[Fragment pliku danych]
>>>>>

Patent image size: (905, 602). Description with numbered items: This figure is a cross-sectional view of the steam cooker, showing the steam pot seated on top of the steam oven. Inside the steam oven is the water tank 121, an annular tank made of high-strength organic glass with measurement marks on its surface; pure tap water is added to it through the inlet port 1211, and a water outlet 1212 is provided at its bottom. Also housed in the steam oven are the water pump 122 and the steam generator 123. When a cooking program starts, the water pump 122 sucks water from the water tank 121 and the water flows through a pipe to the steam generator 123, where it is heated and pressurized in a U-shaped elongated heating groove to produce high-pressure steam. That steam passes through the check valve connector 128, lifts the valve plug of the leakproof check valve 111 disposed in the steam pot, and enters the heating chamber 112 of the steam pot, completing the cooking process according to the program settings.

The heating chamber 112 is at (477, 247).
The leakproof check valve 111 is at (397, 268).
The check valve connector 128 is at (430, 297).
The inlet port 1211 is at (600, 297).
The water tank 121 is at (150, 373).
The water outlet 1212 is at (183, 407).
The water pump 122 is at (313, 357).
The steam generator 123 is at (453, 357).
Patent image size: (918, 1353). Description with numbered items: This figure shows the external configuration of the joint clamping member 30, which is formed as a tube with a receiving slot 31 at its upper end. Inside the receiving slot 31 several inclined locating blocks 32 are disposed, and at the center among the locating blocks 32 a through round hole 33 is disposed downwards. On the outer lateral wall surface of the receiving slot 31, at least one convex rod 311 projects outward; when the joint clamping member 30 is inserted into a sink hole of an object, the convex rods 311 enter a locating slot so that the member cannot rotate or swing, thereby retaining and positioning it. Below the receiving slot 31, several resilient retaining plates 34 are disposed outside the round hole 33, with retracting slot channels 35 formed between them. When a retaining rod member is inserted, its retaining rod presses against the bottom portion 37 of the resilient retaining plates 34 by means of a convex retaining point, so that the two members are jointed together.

<<<<<

### CO PRZYGOTOWAĆ:
Wyodrębnij z danych wiersze od samego początku aż do wiersza zawierającego „The steam generator 123 is at (453, 357).”, z tym wierszem włącznie, i przepisz je bez żadnych zmian.

### ROZWIĄZANIE ZADANIA:
Patent image size: (905, 602). Description with numbered items: This figure is a cross-sectional view of the steam cooker, showing the steam pot seated on top of the steam oven. Inside the steam oven is the water tank 121, an annular tank made of high-strength organic glass with measurement marks on its surface; pure tap water is added to it through the inlet port 1211, and a water outlet 1212 is provided at its bottom. Also housed in the steam oven are the water pump 122 and the steam generator 123. When a cooking program starts, the water pump 122 sucks water from the water tank 121 and the water flows through a pipe to the steam generator 123, where it is heated and pressurized in a U-shaped elongated heating groove to produce high-pressure steam. That steam passes through the check valve connector 128, lifts the valve plug of the leakproof check valve 111 disposed in the steam pot, and enters the heating chamber 112 of the steam pot, completing the cooking process according to the program settings.

The heating chamber 112 is at (477, 247).
The leakproof check valve 111 is at (397, 268).
The check valve connector 128 is at (430, 297).
The inlet port 1211 is at (600, 297).
The water tank 121 is at (150, 373).
The water outlet 1212 is at (183, 407).
The water pump 122 is at (313, 357).
The steam generator 123 is at (453, 357).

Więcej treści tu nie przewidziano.